Transcribe the listing exactly, leaving out every picture.

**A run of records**
------------------------------
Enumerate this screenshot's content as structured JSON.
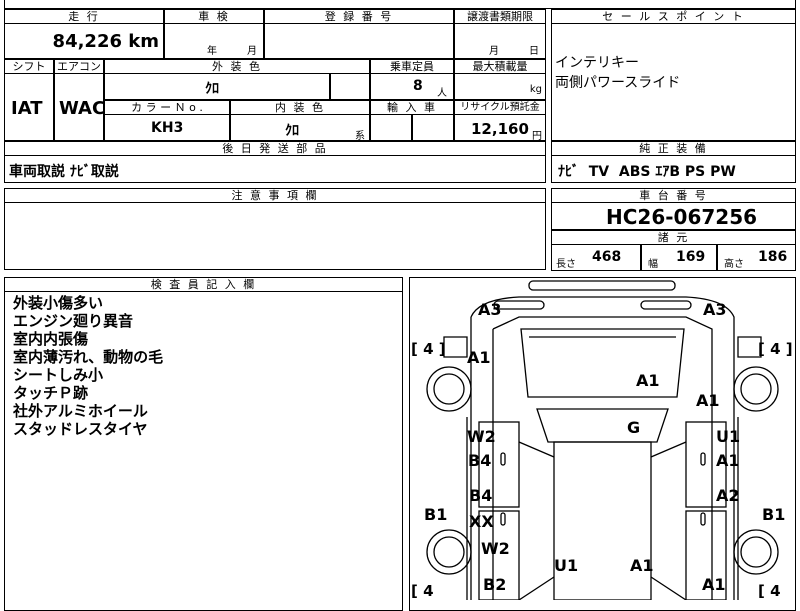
{
  "header": {
    "mileage_label": "走 行",
    "inspection_label": "車 検",
    "registration_label": "登 録 番 号",
    "transfer_label": "譲渡書類期限",
    "sales_point_label": "セ ー ル ス ポ イ ン ト",
    "mileage_value": "84,226 km",
    "inspection_year": "年",
    "inspection_month": "月",
    "transfer_month": "月",
    "transfer_day": "日"
  },
  "specs": {
    "shift_label": "シフト",
    "aircon_label": "エアコン",
    "exterior_label": "外 装 色",
    "capacity_label": "乗車定員",
    "max_load_label": "最大積載量",
    "shift_value": "IAT",
    "aircon_value": "WAC",
    "exterior_value": "ｸﾛ",
    "capacity_value": "8",
    "capacity_unit": "人",
    "max_load_unit": "kg",
    "color_no_label": "カ ラ ー Ｎ o .",
    "interior_label": "内 装 色",
    "import_label": "輸 入 車",
    "recycle_label": "リサイクル預託金",
    "color_no_value": "KH3",
    "interior_value": "ｸﾛ",
    "interior_suffix": "系",
    "recycle_value": "12,160",
    "recycle_unit": "円"
  },
  "sales_points": [
    "インテリキー",
    "両側パワースライド"
  ],
  "later_parts": {
    "label": "後 日 発 送 部 品",
    "value": "車両取説 ﾅﾋﾞ取説"
  },
  "equipment": {
    "label": "純 正 装 備",
    "value": "ﾅﾋﾞ  TV  ABS ｴｱB PS PW"
  },
  "caution": {
    "label": "注 意 事 項 欄"
  },
  "chassis": {
    "label": "車 台 番 号",
    "value": "HC26-067256"
  },
  "dimensions": {
    "label": "諸 元",
    "length_label": "長さ",
    "length_value": "468",
    "width_label": "幅",
    "width_value": "169",
    "height_label": "高さ",
    "height_value": "186"
  },
  "inspector": {
    "label": "検 査 員 記 入 欄",
    "remarks": [
      "外装小傷多い",
      "エンジン廻り異音",
      "室内内張傷",
      "室内薄汚れ、動物の毛",
      "シートしみ小",
      "タッチＰ跡",
      "社外アルミホイール",
      "スタッドレスタイヤ"
    ]
  },
  "diagram": {
    "a3_left": "A3",
    "a3_right": "A3",
    "bracket_tl": "[ 4 ]",
    "bracket_tr": "[ 4 ]",
    "bracket_bl": "[ 4",
    "bracket_br": "[ 4",
    "a1_front_left": "A1",
    "a1_hood": "A1",
    "a1_front_right": "A1",
    "g_windshield": "G",
    "w2_front_door": "W2",
    "b4_front_door": "B4",
    "u1_right_door": "U1",
    "a1_right_door": "A1",
    "b4_rear_door": "B4",
    "xx_rear_door": "XX",
    "a2_rear_right": "A2",
    "b1_left": "B1",
    "b1_right": "B1",
    "w2_rear_left": "W2",
    "b2_rear_left": "B2",
    "u1_rear": "U1",
    "a1_rear_center": "A1",
    "a1_rear_right": "A1"
  }
}
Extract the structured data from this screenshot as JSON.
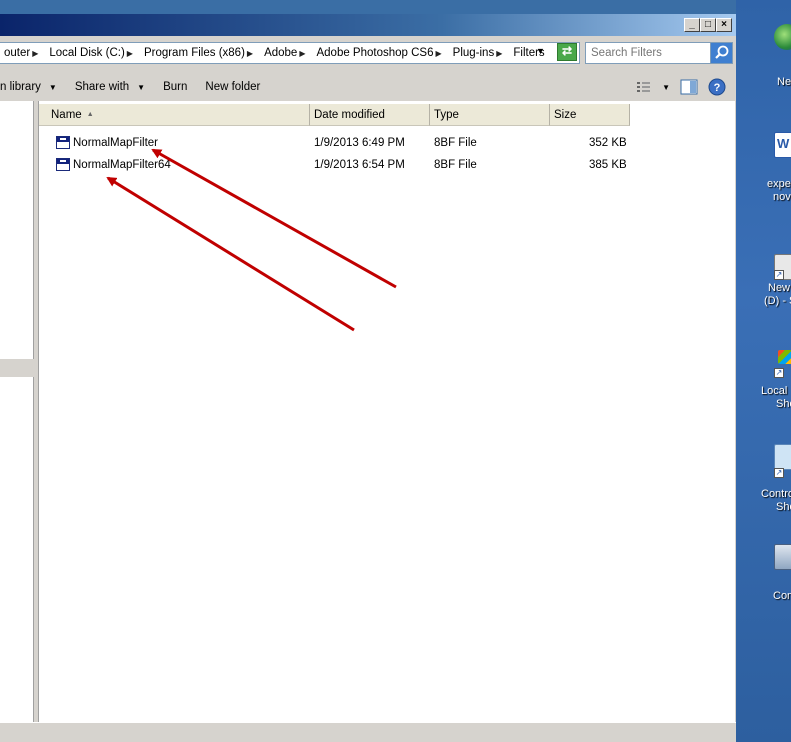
{
  "address": {
    "crumbs": [
      "outer",
      "Local Disk (C:)",
      "Program Files (x86)",
      "Adobe",
      "Adobe Photoshop CS6",
      "Plug-ins",
      "Filters"
    ]
  },
  "search": {
    "placeholder": "Search Filters"
  },
  "toolbar": {
    "library_label": "n library",
    "share_label": "Share with",
    "burn_label": "Burn",
    "new_folder_label": "New folder"
  },
  "columns": {
    "name": "Name",
    "date": "Date modified",
    "type": "Type",
    "size": "Size"
  },
  "files": [
    {
      "name": "NormalMapFilter",
      "date": "1/9/2013 6:49 PM",
      "type": "8BF File",
      "size": "352 KB"
    },
    {
      "name": "NormalMapFilter64",
      "date": "1/9/2013 6:54 PM",
      "type": "8BF File",
      "size": "385 KB"
    }
  ],
  "desktop": {
    "icons": [
      {
        "label": "Ne",
        "icon": "globe-icon"
      },
      {
        "label": "expe",
        "label2": "nov",
        "icon": "word-document-icon"
      },
      {
        "label": "New",
        "label2": "(D) - S",
        "icon": "drive-shortcut-icon"
      },
      {
        "label": "Local D",
        "label2": "Sho",
        "icon": "local-disk-shortcut-icon"
      },
      {
        "label": "Contro",
        "label2": "Sho",
        "icon": "control-panel-shortcut-icon"
      },
      {
        "label": "Com",
        "icon": "computer-icon"
      }
    ]
  },
  "colors": {
    "annotation_arrow": "#c00000",
    "desktop_bg": "#3a6ea5",
    "window_chrome": "#d6d3ce"
  }
}
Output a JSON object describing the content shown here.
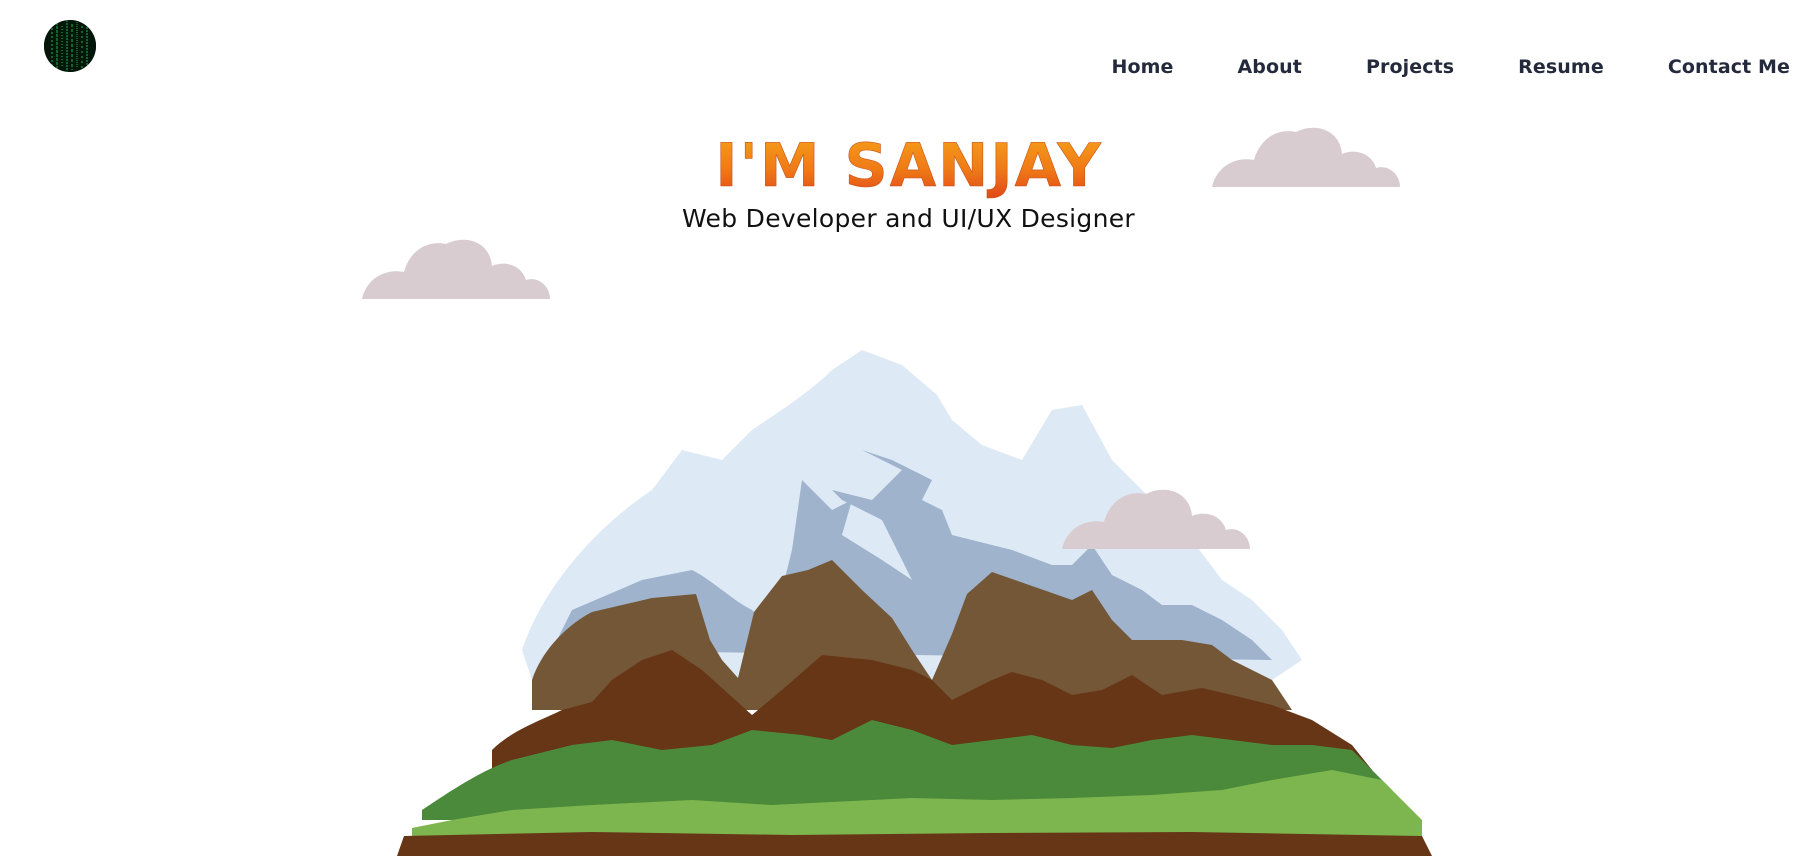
------------------------------
**Task solution**
Enumerate this screenshot's content as structured JSON.
{
  "header": {
    "mileage_label": "走 行",
    "inspection_label": "車 検",
    "registration_label": "登 録 番 号",
    "transfer_label": "譲渡書類期限",
    "sales_point_label": "セ ー ル ス ポ イ ン ト",
    "mileage_value": "84,226 km",
    "inspection_year": "年",
    "inspection_month": "月",
    "transfer_month": "月",
    "transfer_day": "日"
  },
  "specs": {
    "shift_label": "シフト",
    "aircon_label": "エアコン",
    "exterior_label": "外 装 色",
    "capacity_label": "乗車定員",
    "max_load_label": "最大積載量",
    "shift_value": "IAT",
    "aircon_value": "WAC",
    "exterior_value": "ｸﾛ",
    "capacity_value": "8",
    "capacity_unit": "人",
    "max_load_unit": "kg",
    "color_no_label": "カ ラ ー Ｎ o .",
    "interior_label": "内 装 色",
    "import_label": "輸 入 車",
    "recycle_label": "リサイクル預託金",
    "color_no_value": "KH3",
    "interior_value": "ｸﾛ",
    "interior_suffix": "系",
    "recycle_value": "12,160",
    "recycle_unit": "円"
  },
  "sales_points": [
    "インテリキー",
    "両側パワースライド"
  ],
  "later_parts": {
    "label": "後 日 発 送 部 品",
    "value": "車両取説 ﾅﾋﾞ取説"
  },
  "equipment": {
    "label": "純 正 装 備",
    "value": "ﾅﾋﾞ  TV  ABS ｴｱB PS PW"
  },
  "caution": {
    "label": "注 意 事 項 欄"
  },
  "chassis": {
    "label": "車 台 番 号",
    "value": "HC26-067256"
  },
  "dimensions": {
    "label": "諸 元",
    "length_label": "長さ",
    "length_value": "468",
    "width_label": "幅",
    "width_value": "169",
    "height_label": "高さ",
    "height_value": "186"
  },
  "inspector": {
    "label": "検 査 員 記 入 欄",
    "remarks": [
      "外装小傷多い",
      "エンジン廻り異音",
      "室内内張傷",
      "室内薄汚れ、動物の毛",
      "シートしみ小",
      "タッチＰ跡",
      "社外アルミホイール",
      "スタッドレスタイヤ"
    ]
  },
  "diagram": {
    "a3_left": "A3",
    "a3_right": "A3",
    "bracket_tl": "[ 4 ]",
    "bracket_tr": "[ 4 ]",
    "bracket_bl": "[ 4",
    "bracket_br": "[ 4",
    "a1_front_left": "A1",
    "a1_hood": "A1",
    "a1_front_right": "A1",
    "g_windshield": "G",
    "w2_front_door": "W2",
    "b4_front_door": "B4",
    "u1_right_door": "U1",
    "a1_right_door": "A1",
    "b4_rear_door": "B4",
    "xx_rear_door": "XX",
    "a2_rear_right": "A2",
    "b1_left": "B1",
    "b1_right": "B1",
    "w2_rear_left": "W2",
    "b2_rear_left": "B2",
    "u1_rear": "U1",
    "a1_rear_center": "A1",
    "a1_rear_right": "A1"
  }
}
Extract the structured data from this screenshot as JSON.
{
  "address": {
    "crumbs": [
      "outer",
      "Local Disk (C:)",
      "Program Files (x86)",
      "Adobe",
      "Adobe Photoshop CS6",
      "Plug-ins",
      "Filters"
    ]
  },
  "search": {
    "placeholder": "Search Filters"
  },
  "toolbar": {
    "library_label": "n library",
    "share_label": "Share with",
    "burn_label": "Burn",
    "new_folder_label": "New folder"
  },
  "columns": {
    "name": "Name",
    "date": "Date modified",
    "type": "Type",
    "size": "Size"
  },
  "files": [
    {
      "name": "NormalMapFilter",
      "date": "1/9/2013 6:49 PM",
      "type": "8BF File",
      "size": "352 KB"
    },
    {
      "name": "NormalMapFilter64",
      "date": "1/9/2013 6:54 PM",
      "type": "8BF File",
      "size": "385 KB"
    }
  ],
  "desktop": {
    "icons": [
      {
        "label": "Ne",
        "icon": "globe-icon"
      },
      {
        "label": "expe",
        "label2": "nov",
        "icon": "word-document-icon"
      },
      {
        "label": "New",
        "label2": "(D) - S",
        "icon": "drive-shortcut-icon"
      },
      {
        "label": "Local D",
        "label2": "Sho",
        "icon": "local-disk-shortcut-icon"
      },
      {
        "label": "Contro",
        "label2": "Sho",
        "icon": "control-panel-shortcut-icon"
      },
      {
        "label": "Com",
        "icon": "computer-icon"
      }
    ]
  },
  "colors": {
    "annotation_arrow": "#c00000",
    "desktop_bg": "#3a6ea5",
    "window_chrome": "#d6d3ce"
  }
}
Output a JSON object describing the content shown here.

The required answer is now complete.